*EXERCISE REQUIREMENTS:*
Please report every line from the material that contains the word "work".

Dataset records
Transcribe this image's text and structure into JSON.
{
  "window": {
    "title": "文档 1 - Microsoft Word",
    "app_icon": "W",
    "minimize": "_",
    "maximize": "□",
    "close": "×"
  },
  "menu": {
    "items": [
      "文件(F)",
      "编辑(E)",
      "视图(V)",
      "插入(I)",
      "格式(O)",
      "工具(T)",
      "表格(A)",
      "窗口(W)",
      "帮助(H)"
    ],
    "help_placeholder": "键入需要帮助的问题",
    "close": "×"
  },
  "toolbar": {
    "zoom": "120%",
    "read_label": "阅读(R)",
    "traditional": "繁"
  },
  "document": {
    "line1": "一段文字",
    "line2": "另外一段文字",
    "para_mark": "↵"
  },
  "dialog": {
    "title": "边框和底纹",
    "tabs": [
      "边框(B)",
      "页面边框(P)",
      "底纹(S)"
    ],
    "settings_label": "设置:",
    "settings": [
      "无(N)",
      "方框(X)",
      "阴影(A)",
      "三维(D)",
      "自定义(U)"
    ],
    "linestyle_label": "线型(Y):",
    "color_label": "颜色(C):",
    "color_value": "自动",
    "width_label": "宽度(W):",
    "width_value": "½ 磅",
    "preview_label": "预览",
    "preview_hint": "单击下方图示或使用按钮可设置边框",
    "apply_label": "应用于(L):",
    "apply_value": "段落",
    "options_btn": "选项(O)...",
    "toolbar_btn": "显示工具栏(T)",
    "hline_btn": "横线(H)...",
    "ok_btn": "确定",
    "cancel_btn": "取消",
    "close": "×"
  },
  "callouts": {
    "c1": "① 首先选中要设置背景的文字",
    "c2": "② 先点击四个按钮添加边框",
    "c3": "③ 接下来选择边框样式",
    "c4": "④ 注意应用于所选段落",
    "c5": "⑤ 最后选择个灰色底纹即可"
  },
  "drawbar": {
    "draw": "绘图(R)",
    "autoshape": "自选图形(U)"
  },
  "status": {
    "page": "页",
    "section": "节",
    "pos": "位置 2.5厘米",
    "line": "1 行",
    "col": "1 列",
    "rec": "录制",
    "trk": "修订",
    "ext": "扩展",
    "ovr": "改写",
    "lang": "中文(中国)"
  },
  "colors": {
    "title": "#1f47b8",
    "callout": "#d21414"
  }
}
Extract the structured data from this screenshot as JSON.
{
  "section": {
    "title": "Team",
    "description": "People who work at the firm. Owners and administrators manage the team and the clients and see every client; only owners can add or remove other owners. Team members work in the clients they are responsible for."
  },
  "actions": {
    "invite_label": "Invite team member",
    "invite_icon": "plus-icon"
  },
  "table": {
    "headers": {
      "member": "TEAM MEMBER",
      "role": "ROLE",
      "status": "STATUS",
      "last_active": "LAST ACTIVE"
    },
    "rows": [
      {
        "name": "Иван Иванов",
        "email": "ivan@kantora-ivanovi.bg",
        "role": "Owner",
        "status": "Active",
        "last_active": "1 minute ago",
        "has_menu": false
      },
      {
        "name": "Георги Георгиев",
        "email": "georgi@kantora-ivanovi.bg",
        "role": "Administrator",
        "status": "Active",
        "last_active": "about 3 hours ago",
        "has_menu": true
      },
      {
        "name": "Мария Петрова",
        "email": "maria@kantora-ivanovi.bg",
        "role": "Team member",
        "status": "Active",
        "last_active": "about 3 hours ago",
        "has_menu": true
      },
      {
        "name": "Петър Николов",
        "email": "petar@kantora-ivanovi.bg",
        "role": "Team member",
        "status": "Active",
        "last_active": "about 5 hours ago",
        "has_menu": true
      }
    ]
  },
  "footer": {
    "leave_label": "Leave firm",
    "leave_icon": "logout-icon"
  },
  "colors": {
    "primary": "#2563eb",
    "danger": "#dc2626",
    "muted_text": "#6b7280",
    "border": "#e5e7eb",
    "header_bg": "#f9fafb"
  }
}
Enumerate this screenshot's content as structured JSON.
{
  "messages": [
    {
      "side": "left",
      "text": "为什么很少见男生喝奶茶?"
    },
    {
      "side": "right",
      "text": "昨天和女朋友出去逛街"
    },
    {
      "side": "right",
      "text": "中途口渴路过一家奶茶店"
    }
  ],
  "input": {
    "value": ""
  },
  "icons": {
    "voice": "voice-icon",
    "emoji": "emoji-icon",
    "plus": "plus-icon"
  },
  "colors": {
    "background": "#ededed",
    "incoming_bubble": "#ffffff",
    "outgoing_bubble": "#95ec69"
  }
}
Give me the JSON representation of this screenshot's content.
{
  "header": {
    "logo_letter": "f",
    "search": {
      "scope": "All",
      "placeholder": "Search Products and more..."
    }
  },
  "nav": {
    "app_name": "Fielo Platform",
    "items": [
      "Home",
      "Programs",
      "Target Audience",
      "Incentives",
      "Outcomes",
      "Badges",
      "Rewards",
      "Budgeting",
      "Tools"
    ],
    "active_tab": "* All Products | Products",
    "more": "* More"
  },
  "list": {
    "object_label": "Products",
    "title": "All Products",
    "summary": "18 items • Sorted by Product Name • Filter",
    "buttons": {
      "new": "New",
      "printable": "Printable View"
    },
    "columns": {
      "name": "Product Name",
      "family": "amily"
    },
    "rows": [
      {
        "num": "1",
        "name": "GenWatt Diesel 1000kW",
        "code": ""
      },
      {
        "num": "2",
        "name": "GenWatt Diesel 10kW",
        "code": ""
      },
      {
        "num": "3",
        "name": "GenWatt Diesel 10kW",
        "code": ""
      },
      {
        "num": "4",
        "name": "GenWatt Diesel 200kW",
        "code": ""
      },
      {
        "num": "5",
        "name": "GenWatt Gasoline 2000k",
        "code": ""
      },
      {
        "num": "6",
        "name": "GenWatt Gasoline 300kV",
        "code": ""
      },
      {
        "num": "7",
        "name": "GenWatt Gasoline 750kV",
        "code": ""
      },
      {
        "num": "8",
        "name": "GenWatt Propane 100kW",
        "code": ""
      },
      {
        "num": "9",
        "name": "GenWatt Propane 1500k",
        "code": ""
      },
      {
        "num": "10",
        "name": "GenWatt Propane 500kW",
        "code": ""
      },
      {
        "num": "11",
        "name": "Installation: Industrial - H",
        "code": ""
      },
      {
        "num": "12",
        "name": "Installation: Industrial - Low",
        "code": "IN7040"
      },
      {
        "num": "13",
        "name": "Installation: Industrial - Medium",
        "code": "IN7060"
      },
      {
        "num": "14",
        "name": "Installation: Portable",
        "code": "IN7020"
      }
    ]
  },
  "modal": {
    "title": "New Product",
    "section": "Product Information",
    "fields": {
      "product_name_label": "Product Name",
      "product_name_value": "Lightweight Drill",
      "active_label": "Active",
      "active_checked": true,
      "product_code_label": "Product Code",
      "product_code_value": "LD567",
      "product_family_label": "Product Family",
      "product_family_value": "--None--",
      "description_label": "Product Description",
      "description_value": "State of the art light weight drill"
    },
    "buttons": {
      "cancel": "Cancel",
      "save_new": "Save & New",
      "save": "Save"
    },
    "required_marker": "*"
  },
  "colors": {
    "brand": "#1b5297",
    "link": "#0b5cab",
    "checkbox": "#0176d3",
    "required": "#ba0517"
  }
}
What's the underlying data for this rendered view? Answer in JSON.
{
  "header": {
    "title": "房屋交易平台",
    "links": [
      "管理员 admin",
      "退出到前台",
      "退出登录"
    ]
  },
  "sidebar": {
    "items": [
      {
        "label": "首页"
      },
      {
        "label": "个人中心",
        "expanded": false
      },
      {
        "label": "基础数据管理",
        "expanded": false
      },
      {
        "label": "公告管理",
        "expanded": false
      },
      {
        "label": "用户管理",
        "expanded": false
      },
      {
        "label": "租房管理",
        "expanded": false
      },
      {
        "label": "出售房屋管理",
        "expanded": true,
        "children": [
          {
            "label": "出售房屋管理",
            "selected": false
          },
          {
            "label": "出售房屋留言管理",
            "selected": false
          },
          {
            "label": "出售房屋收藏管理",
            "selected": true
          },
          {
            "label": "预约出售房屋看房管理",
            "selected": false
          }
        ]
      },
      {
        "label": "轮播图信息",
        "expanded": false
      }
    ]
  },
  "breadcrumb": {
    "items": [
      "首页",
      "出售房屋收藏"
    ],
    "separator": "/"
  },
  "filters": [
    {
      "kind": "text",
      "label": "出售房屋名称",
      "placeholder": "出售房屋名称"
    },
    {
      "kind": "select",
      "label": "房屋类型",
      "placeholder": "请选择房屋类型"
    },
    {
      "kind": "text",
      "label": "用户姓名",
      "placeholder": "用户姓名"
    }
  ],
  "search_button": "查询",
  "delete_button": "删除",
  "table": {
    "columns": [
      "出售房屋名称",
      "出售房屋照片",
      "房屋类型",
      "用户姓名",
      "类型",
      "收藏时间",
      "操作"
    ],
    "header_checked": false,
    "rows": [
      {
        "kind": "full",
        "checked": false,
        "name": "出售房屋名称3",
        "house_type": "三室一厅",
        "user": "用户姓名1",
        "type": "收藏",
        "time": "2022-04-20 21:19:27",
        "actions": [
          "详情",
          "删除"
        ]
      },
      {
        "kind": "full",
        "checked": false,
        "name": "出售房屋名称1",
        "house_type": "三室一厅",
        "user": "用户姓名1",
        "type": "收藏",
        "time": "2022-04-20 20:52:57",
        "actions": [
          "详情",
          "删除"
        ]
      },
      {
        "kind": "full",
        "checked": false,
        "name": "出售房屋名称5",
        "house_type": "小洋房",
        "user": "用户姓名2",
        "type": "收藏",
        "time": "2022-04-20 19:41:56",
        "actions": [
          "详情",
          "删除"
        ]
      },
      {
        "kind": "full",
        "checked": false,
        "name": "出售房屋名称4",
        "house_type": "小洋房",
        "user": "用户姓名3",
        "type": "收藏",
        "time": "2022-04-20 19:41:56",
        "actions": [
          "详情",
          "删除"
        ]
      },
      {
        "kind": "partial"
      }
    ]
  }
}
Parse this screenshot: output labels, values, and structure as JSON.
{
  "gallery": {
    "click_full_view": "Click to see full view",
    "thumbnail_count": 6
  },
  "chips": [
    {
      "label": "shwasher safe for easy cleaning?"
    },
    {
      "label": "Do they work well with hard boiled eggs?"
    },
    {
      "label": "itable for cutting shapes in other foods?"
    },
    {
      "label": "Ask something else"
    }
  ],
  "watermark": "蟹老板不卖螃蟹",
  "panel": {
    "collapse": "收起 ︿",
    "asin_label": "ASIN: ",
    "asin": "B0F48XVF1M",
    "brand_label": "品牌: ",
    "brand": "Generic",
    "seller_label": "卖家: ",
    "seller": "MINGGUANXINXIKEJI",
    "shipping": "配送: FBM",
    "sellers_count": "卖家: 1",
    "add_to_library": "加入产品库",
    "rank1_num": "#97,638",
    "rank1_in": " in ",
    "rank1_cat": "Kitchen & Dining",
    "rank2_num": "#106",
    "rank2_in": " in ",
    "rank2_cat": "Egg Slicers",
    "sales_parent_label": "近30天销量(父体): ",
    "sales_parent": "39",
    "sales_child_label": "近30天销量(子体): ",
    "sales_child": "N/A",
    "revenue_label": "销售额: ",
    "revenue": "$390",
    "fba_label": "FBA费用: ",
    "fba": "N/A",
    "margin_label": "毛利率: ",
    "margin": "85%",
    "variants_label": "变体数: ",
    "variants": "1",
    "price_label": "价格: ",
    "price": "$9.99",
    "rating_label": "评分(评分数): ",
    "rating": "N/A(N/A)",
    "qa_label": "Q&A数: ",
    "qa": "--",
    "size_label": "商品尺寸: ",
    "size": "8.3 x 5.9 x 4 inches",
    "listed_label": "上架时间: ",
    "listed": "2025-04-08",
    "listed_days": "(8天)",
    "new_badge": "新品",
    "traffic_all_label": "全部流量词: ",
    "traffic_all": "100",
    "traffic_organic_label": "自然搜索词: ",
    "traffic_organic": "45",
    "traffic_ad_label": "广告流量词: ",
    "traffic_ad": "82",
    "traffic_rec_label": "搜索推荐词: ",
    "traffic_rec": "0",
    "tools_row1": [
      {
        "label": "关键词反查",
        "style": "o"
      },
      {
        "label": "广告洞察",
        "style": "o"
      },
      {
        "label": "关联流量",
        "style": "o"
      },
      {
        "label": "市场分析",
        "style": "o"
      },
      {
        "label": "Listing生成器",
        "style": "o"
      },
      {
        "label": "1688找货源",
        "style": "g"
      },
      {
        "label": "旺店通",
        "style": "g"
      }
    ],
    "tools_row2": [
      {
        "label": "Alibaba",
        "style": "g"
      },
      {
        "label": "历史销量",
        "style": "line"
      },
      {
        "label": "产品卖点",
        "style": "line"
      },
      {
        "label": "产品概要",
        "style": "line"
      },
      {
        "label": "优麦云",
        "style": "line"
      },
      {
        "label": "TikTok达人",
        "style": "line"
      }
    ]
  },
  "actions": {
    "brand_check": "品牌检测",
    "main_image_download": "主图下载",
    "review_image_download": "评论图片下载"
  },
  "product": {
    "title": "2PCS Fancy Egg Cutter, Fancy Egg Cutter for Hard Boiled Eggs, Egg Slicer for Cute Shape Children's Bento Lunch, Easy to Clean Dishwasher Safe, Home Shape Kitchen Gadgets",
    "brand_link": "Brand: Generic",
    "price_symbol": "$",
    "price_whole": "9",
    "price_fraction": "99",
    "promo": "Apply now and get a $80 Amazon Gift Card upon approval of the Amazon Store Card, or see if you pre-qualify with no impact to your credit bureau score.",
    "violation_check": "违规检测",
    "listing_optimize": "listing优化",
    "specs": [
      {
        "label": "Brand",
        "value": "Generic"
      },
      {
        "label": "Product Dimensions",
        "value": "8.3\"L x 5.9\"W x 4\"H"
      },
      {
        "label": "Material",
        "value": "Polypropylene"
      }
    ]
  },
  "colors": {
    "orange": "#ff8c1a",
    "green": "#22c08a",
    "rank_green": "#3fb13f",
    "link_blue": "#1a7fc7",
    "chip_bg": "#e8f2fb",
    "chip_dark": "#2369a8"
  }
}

*FULL OUTPUT:*
    "description": "People who work at the firm. Owners and administrators manage the team and the clients and see every client; only owners can add or remove other owners. Team members work in the clients they are responsible for."
      "label": "Do they work well with hard boiled eggs?"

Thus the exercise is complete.